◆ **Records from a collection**
########
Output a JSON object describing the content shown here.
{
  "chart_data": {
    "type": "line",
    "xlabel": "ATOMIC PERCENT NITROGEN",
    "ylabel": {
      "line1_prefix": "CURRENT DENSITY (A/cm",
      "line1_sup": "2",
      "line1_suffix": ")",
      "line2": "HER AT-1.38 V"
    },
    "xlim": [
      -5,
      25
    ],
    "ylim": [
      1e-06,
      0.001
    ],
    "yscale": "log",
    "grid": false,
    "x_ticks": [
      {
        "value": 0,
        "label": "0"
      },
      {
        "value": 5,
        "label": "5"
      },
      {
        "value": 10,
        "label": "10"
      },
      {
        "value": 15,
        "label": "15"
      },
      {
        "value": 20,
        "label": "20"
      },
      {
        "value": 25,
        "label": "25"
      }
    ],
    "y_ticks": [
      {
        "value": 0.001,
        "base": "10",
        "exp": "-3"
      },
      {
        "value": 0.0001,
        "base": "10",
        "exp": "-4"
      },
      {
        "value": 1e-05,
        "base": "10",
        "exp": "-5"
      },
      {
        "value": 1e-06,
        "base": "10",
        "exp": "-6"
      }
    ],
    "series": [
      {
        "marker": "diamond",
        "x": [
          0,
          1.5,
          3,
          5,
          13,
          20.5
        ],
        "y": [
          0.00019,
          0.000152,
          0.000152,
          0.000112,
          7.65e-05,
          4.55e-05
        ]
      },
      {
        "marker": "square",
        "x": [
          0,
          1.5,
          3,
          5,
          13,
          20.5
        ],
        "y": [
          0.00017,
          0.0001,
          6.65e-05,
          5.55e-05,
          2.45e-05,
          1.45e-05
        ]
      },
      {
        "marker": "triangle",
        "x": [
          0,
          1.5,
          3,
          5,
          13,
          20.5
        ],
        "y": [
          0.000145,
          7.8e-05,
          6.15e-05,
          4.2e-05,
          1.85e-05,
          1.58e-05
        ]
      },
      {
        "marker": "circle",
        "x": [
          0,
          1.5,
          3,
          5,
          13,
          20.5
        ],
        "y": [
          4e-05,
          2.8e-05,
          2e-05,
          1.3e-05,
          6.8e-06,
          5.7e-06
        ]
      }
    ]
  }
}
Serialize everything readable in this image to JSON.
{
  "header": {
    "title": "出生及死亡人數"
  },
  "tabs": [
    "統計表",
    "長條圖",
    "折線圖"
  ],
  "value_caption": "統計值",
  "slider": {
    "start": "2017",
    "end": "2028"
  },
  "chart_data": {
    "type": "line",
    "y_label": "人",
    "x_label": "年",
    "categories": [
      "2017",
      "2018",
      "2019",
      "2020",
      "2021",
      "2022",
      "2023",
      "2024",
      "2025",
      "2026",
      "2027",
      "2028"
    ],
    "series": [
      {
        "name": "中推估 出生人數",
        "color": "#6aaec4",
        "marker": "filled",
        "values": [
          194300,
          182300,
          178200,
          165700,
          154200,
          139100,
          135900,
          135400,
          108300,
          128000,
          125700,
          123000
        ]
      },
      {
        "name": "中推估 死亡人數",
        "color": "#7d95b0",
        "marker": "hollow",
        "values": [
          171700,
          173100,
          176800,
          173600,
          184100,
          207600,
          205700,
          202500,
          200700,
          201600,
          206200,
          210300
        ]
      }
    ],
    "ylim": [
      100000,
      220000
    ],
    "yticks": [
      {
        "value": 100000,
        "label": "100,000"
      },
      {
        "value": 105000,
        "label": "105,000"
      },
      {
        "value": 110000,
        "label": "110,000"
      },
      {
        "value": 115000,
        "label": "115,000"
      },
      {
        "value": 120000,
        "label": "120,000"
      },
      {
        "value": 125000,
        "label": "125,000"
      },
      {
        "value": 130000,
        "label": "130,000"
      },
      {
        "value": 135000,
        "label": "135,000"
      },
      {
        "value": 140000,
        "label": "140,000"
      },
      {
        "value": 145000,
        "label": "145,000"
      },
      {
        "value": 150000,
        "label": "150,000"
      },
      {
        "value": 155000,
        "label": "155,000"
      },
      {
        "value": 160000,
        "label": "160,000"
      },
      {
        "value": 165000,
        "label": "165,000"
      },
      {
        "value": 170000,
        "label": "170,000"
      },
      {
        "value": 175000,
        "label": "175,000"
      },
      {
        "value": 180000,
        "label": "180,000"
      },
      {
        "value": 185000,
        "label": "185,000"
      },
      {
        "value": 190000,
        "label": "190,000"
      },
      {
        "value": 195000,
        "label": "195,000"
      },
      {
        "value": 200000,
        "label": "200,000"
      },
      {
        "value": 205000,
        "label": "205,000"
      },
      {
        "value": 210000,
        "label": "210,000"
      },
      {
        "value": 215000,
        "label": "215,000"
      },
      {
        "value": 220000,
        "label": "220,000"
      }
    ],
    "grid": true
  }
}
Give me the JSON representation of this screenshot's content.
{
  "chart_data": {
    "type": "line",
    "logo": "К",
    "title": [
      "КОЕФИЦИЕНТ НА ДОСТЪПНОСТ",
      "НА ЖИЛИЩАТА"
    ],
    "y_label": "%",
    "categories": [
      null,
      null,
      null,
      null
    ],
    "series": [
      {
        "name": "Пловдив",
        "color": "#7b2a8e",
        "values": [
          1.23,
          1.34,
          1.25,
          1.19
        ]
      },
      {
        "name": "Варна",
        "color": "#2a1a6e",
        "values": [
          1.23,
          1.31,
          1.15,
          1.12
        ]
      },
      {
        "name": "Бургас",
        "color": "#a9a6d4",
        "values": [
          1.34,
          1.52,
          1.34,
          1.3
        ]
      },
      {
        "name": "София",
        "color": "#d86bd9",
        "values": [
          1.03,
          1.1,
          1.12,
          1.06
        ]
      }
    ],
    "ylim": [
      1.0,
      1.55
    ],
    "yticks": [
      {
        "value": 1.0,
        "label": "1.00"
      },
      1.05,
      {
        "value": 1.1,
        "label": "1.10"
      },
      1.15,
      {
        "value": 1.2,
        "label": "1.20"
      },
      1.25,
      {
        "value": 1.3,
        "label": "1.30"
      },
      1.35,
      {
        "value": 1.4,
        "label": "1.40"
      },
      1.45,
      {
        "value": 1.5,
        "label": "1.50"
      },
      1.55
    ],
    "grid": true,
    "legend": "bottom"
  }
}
########
◆ **THE EXERCISE**
Among the entries above, identify all lines with "this" and copy them.

◆ **TASK ANSWER**
Serialize everything readable in this image to JSON.
Give me the JSON representation of this screenshot's content.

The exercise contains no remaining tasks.